---------- Entries provided
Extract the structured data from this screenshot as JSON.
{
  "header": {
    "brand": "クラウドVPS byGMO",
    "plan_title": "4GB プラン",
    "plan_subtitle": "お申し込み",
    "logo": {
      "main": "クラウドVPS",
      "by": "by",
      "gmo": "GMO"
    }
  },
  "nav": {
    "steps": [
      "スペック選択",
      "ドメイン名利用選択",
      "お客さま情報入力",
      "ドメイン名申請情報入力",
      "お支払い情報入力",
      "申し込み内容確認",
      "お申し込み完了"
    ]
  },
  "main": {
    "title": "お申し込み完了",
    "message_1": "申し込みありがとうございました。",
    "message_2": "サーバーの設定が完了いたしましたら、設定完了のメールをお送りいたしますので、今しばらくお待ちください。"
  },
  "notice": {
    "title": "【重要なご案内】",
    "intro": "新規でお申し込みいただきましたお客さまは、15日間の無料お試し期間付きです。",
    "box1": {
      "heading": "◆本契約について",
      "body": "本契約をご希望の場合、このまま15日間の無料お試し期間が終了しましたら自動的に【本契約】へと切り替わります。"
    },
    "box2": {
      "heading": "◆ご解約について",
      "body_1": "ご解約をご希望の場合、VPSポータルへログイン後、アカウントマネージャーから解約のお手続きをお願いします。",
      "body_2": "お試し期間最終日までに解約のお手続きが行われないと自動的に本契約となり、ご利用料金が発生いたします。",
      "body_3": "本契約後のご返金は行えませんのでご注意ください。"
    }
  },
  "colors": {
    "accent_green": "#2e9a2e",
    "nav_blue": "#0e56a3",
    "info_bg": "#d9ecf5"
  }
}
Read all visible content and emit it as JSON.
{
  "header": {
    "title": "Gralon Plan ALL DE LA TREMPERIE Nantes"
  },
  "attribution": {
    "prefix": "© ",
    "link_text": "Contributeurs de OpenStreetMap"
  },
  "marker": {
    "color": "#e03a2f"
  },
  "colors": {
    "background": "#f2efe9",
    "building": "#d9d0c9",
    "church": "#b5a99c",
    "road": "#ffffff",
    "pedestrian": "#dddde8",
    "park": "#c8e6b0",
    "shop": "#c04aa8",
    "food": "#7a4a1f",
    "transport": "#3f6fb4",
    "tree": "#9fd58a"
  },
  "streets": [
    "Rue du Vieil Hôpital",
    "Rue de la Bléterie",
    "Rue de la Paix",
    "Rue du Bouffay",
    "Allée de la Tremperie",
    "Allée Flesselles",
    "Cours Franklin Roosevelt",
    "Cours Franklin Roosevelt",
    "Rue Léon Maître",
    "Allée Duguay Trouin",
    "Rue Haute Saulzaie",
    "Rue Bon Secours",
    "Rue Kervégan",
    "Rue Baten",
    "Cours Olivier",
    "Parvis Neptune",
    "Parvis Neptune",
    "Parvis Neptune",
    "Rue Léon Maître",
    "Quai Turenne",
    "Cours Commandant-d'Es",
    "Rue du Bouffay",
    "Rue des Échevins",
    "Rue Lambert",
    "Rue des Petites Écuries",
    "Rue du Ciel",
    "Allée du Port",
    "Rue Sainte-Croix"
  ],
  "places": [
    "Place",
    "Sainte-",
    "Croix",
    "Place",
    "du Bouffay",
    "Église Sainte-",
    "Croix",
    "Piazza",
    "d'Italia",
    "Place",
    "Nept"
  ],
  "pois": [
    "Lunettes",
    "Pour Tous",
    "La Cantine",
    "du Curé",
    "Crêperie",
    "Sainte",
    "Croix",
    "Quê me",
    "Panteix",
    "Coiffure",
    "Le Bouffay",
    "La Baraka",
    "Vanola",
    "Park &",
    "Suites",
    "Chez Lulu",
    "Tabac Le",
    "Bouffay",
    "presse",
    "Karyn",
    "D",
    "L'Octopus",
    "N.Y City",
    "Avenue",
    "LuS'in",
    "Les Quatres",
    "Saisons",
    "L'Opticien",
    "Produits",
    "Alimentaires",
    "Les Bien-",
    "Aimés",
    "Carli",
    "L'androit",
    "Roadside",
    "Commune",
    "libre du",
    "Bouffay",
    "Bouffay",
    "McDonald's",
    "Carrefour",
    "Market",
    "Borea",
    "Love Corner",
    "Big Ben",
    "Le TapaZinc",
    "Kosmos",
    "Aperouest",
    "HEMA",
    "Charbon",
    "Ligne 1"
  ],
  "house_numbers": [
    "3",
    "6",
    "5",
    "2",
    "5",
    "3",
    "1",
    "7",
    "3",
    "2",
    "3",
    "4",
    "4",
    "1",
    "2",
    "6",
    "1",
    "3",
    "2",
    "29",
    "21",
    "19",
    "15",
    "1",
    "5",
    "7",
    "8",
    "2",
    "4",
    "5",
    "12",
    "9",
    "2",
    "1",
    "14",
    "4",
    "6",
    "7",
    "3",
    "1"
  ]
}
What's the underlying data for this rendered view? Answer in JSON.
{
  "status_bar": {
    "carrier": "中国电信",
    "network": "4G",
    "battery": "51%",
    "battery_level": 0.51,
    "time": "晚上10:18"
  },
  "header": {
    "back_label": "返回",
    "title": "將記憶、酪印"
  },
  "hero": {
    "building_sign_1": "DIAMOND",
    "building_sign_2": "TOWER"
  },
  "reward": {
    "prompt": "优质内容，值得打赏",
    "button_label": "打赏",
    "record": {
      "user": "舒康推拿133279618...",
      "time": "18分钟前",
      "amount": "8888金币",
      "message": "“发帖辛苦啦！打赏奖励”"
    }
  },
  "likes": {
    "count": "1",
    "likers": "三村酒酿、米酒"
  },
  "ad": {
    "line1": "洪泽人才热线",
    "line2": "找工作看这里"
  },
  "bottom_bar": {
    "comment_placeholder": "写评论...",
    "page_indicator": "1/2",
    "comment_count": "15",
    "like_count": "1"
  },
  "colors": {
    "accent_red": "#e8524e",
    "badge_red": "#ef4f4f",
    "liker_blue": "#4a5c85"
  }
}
--------------------
**Given task:** Reproduce all of the records exactly.

**Solution to the exercise:**
Extract the structured data from this screenshot as JSON.
{
  "header": {
    "brand": "クラウドVPS byGMO",
    "plan_title": "4GB プラン",
    "plan_subtitle": "お申し込み",
    "logo": {
      "main": "クラウドVPS",
      "by": "by",
      "gmo": "GMO"
    }
  },
  "nav": {
    "steps": [
      "スペック選択",
      "ドメイン名利用選択",
      "お客さま情報入力",
      "ドメイン名申請情報入力",
      "お支払い情報入力",
      "申し込み内容確認",
      "お申し込み完了"
    ]
  },
  "main": {
    "title": "お申し込み完了",
    "message_1": "申し込みありがとうございました。",
    "message_2": "サーバーの設定が完了いたしましたら、設定完了のメールをお送りいたしますので、今しばらくお待ちください。"
  },
  "notice": {
    "title": "【重要なご案内】",
    "intro": "新規でお申し込みいただきましたお客さまは、15日間の無料お試し期間付きです。",
    "box1": {
      "heading": "◆本契約について",
      "body": "本契約をご希望の場合、このまま15日間の無料お試し期間が終了しましたら自動的に【本契約】へと切り替わります。"
    },
    "box2": {
      "heading": "◆ご解約について",
      "body_1": "ご解約をご希望の場合、VPSポータルへログイン後、アカウントマネージャーから解約のお手続きをお願いします。",
      "body_2": "お試し期間最終日までに解約のお手続きが行われないと自動的に本契約となり、ご利用料金が発生いたします。",
      "body_3": "本契約後のご返金は行えませんのでご注意ください。"
    }
  },
  "colors": {
    "accent_green": "#2e9a2e",
    "nav_blue": "#0e56a3",
    "info_bg": "#d9ecf5"
  }
}
Read all visible content and emit it as JSON.
{
  "header": {
    "title": "Gralon Plan ALL DE LA TREMPERIE Nantes"
  },
  "attribution": {
    "prefix": "© ",
    "link_text": "Contributeurs de OpenStreetMap"
  },
  "marker": {
    "color": "#e03a2f"
  },
  "colors": {
    "background": "#f2efe9",
    "building": "#d9d0c9",
    "church": "#b5a99c",
    "road": "#ffffff",
    "pedestrian": "#dddde8",
    "park": "#c8e6b0",
    "shop": "#c04aa8",
    "food": "#7a4a1f",
    "transport": "#3f6fb4",
    "tree": "#9fd58a"
  },
  "streets": [
    "Rue du Vieil Hôpital",
    "Rue de la Bléterie",
    "Rue de la Paix",
    "Rue du Bouffay",
    "Allée de la Tremperie",
    "Allée Flesselles",
    "Cours Franklin Roosevelt",
    "Cours Franklin Roosevelt",
    "Rue Léon Maître",
    "Allée Duguay Trouin",
    "Rue Haute Saulzaie",
    "Rue Bon Secours",
    "Rue Kervégan",
    "Rue Baten",
    "Cours Olivier",
    "Parvis Neptune",
    "Parvis Neptune",
    "Parvis Neptune",
    "Rue Léon Maître",
    "Quai Turenne",
    "Cours Commandant-d'Es",
    "Rue du Bouffay",
    "Rue des Échevins",
    "Rue Lambert",
    "Rue des Petites Écuries",
    "Rue du Ciel",
    "Allée du Port",
    "Rue Sainte-Croix"
  ],
  "places": [
    "Place",
    "Sainte-",
    "Croix",
    "Place",
    "du Bouffay",
    "Église Sainte-",
    "Croix",
    "Piazza",
    "d'Italia",
    "Place",
    "Nept"
  ],
  "pois": [
    "Lunettes",
    "Pour Tous",
    "La Cantine",
    "du Curé",
    "Crêperie",
    "Sainte",
    "Croix",
    "Quê me",
    "Panteix",
    "Coiffure",
    "Le Bouffay",
    "La Baraka",
    "Vanola",
    "Park &",
    "Suites",
    "Chez Lulu",
    "Tabac Le",
    "Bouffay",
    "presse",
    "Karyn",
    "D",
    "L'Octopus",
    "N.Y City",
    "Avenue",
    "LuS'in",
    "Les Quatres",
    "Saisons",
    "L'Opticien",
    "Produits",
    "Alimentaires",
    "Les Bien-",
    "Aimés",
    "Carli",
    "L'androit",
    "Roadside",
    "Commune",
    "libre du",
    "Bouffay",
    "Bouffay",
    "McDonald's",
    "Carrefour",
    "Market",
    "Borea",
    "Love Corner",
    "Big Ben",
    "Le TapaZinc",
    "Kosmos",
    "Aperouest",
    "HEMA",
    "Charbon",
    "Ligne 1"
  ],
  "house_numbers": [
    "3",
    "6",
    "5",
    "2",
    "5",
    "3",
    "1",
    "7",
    "3",
    "2",
    "3",
    "4",
    "4",
    "1",
    "2",
    "6",
    "1",
    "3",
    "2",
    "29",
    "21",
    "19",
    "15",
    "1",
    "5",
    "7",
    "8",
    "2",
    "4",
    "5",
    "12",
    "9",
    "2",
    "1",
    "14",
    "4",
    "6",
    "7",
    "3",
    "1"
  ]
}
What's the underlying data for this rendered view? Answer in JSON.
{
  "status_bar": {
    "carrier": "中国电信",
    "network": "4G",
    "battery": "51%",
    "battery_level": 0.51,
    "time": "晚上10:18"
  },
  "header": {
    "back_label": "返回",
    "title": "將記憶、酪印"
  },
  "hero": {
    "building_sign_1": "DIAMOND",
    "building_sign_2": "TOWER"
  },
  "reward": {
    "prompt": "优质内容，值得打赏",
    "button_label": "打赏",
    "record": {
      "user": "舒康推拿133279618...",
      "time": "18分钟前",
      "amount": "8888金币",
      "message": "“发帖辛苦啦！打赏奖励”"
    }
  },
  "likes": {
    "count": "1",
    "likers": "三村酒酿、米酒"
  },
  "ad": {
    "line1": "洪泽人才热线",
    "line2": "找工作看这里"
  },
  "bottom_bar": {
    "comment_placeholder": "写评论...",
    "page_indicator": "1/2",
    "comment_count": "15",
    "like_count": "1"
  },
  "colors": {
    "accent_red": "#e8524e",
    "badge_red": "#ef4f4f",
    "liker_blue": "#4a5c85"
  }
}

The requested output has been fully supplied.